start Data for this task

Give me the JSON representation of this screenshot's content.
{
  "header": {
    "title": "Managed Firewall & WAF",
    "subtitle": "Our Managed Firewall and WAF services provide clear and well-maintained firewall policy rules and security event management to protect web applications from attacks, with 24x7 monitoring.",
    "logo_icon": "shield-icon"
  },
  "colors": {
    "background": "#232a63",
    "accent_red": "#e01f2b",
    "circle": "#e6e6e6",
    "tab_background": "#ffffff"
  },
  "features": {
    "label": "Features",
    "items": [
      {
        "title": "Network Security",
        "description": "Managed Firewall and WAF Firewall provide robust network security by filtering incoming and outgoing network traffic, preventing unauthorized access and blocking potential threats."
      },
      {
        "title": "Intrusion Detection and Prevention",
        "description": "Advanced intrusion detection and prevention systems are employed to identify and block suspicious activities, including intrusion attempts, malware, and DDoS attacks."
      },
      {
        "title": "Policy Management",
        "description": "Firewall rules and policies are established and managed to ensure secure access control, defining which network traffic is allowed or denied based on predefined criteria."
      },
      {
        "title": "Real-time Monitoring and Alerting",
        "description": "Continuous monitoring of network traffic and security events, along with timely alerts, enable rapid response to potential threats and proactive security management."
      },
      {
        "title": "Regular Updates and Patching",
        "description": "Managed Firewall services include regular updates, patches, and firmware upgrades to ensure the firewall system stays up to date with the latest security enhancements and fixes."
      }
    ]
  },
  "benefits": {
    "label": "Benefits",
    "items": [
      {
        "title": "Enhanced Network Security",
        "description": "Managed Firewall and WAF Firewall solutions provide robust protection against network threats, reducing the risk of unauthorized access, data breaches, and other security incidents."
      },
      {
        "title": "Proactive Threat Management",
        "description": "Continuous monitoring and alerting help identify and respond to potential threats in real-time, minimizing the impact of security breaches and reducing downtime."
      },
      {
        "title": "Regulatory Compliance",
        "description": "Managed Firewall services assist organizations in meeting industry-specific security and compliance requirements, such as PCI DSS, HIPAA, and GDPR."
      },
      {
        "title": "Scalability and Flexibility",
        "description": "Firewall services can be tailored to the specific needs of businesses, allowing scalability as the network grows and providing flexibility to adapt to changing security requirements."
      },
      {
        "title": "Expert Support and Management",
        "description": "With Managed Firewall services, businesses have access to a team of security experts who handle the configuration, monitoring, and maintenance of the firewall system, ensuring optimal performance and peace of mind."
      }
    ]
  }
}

end Data for this task

## [Problem statement]
Return all the lines that contain the string "breaches".

## [Task solution]
        "description": "Managed Firewall and WAF Firewall solutions provide robust protection against network threats, reducing the risk of unauthorized access, data breaches, and other security incidents."
        "description": "Continuous monitoring and alerting help identify and respond to potential threats in real-time, minimizing the impact of security breaches and reducing downtime."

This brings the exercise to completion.